> **TASK GOAL**
Restate all of the data exactly.

━━ ENTRIES SUPPLIED

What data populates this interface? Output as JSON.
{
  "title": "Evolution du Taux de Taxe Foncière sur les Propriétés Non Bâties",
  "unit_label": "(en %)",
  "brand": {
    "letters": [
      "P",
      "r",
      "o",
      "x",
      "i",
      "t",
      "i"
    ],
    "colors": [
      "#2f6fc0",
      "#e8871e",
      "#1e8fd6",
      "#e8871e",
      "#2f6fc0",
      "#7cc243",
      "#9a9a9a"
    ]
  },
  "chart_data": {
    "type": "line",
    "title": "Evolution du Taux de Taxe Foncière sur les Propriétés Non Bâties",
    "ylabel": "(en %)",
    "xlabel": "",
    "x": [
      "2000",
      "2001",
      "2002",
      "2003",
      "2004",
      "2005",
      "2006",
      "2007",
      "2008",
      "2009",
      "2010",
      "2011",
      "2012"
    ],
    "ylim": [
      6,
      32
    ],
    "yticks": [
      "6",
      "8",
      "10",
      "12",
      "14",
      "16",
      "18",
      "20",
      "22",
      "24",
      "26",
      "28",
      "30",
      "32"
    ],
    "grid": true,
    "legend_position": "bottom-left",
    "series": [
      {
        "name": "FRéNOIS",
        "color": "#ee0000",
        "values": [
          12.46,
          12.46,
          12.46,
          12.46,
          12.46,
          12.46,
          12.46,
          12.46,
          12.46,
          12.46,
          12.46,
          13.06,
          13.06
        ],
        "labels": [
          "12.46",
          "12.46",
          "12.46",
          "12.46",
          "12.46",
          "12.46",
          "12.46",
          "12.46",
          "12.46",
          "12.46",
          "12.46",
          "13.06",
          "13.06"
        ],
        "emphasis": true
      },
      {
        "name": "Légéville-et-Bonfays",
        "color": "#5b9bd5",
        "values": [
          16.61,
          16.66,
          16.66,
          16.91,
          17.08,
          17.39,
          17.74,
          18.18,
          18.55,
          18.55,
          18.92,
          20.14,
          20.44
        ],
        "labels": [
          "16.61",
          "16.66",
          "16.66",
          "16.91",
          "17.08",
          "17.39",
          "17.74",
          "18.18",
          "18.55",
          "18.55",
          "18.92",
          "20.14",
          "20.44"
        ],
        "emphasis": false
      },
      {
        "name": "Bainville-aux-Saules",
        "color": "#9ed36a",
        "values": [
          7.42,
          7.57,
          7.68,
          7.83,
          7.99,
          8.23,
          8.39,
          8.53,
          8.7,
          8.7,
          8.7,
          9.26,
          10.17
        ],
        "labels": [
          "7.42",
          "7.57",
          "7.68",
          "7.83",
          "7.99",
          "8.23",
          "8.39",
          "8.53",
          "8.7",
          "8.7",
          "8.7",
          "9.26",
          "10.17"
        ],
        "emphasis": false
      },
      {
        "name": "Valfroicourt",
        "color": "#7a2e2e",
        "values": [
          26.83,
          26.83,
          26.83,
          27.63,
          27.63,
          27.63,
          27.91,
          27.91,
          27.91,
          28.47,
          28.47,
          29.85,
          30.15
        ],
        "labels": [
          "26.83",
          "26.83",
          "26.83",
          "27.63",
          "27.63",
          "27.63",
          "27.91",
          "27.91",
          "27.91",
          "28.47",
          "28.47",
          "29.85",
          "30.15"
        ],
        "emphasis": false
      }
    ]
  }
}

━━━━

> **PROBLEM SOLUTION**
What data populates this interface? Output as JSON.
{
  "title": "Evolution du Taux de Taxe Foncière sur les Propriétés Non Bâties",
  "unit_label": "(en %)",
  "brand": {
    "letters": [
      "P",
      "r",
      "o",
      "x",
      "i",
      "t",
      "i"
    ],
    "colors": [
      "#2f6fc0",
      "#e8871e",
      "#1e8fd6",
      "#e8871e",
      "#2f6fc0",
      "#7cc243",
      "#9a9a9a"
    ]
  },
  "chart_data": {
    "type": "line",
    "title": "Evolution du Taux de Taxe Foncière sur les Propriétés Non Bâties",
    "ylabel": "(en %)",
    "xlabel": "",
    "x": [
      "2000",
      "2001",
      "2002",
      "2003",
      "2004",
      "2005",
      "2006",
      "2007",
      "2008",
      "2009",
      "2010",
      "2011",
      "2012"
    ],
    "ylim": [
      6,
      32
    ],
    "yticks": [
      "6",
      "8",
      "10",
      "12",
      "14",
      "16",
      "18",
      "20",
      "22",
      "24",
      "26",
      "28",
      "30",
      "32"
    ],
    "grid": true,
    "legend_position": "bottom-left",
    "series": [
      {
        "name": "FRéNOIS",
        "color": "#ee0000",
        "values": [
          12.46,
          12.46,
          12.46,
          12.46,
          12.46,
          12.46,
          12.46,
          12.46,
          12.46,
          12.46,
          12.46,
          13.06,
          13.06
        ],
        "labels": [
          "12.46",
          "12.46",
          "12.46",
          "12.46",
          "12.46",
          "12.46",
          "12.46",
          "12.46",
          "12.46",
          "12.46",
          "12.46",
          "13.06",
          "13.06"
        ],
        "emphasis": true
      },
      {
        "name": "Légéville-et-Bonfays",
        "color": "#5b9bd5",
        "values": [
          16.61,
          16.66,
          16.66,
          16.91,
          17.08,
          17.39,
          17.74,
          18.18,
          18.55,
          18.55,
          18.92,
          20.14,
          20.44
        ],
        "labels": [
          "16.61",
          "16.66",
          "16.66",
          "16.91",
          "17.08",
          "17.39",
          "17.74",
          "18.18",
          "18.55",
          "18.55",
          "18.92",
          "20.14",
          "20.44"
        ],
        "emphasis": false
      },
      {
        "name": "Bainville-aux-Saules",
        "color": "#9ed36a",
        "values": [
          7.42,
          7.57,
          7.68,
          7.83,
          7.99,
          8.23,
          8.39,
          8.53,
          8.7,
          8.7,
          8.7,
          9.26,
          10.17
        ],
        "labels": [
          "7.42",
          "7.57",
          "7.68",
          "7.83",
          "7.99",
          "8.23",
          "8.39",
          "8.53",
          "8.7",
          "8.7",
          "8.7",
          "9.26",
          "10.17"
        ],
        "emphasis": false
      },
      {
        "name": "Valfroicourt",
        "color": "#7a2e2e",
        "values": [
          26.83,
          26.83,
          26.83,
          27.63,
          27.63,
          27.63,
          27.91,
          27.91,
          27.91,
          28.47,
          28.47,
          29.85,
          30.15
        ],
        "labels": [
          "26.83",
          "26.83",
          "26.83",
          "27.63",
          "27.63",
          "27.63",
          "27.91",
          "27.91",
          "27.91",
          "28.47",
          "28.47",
          "29.85",
          "30.15"
        ],
        "emphasis": false
      }
    ]
  }
}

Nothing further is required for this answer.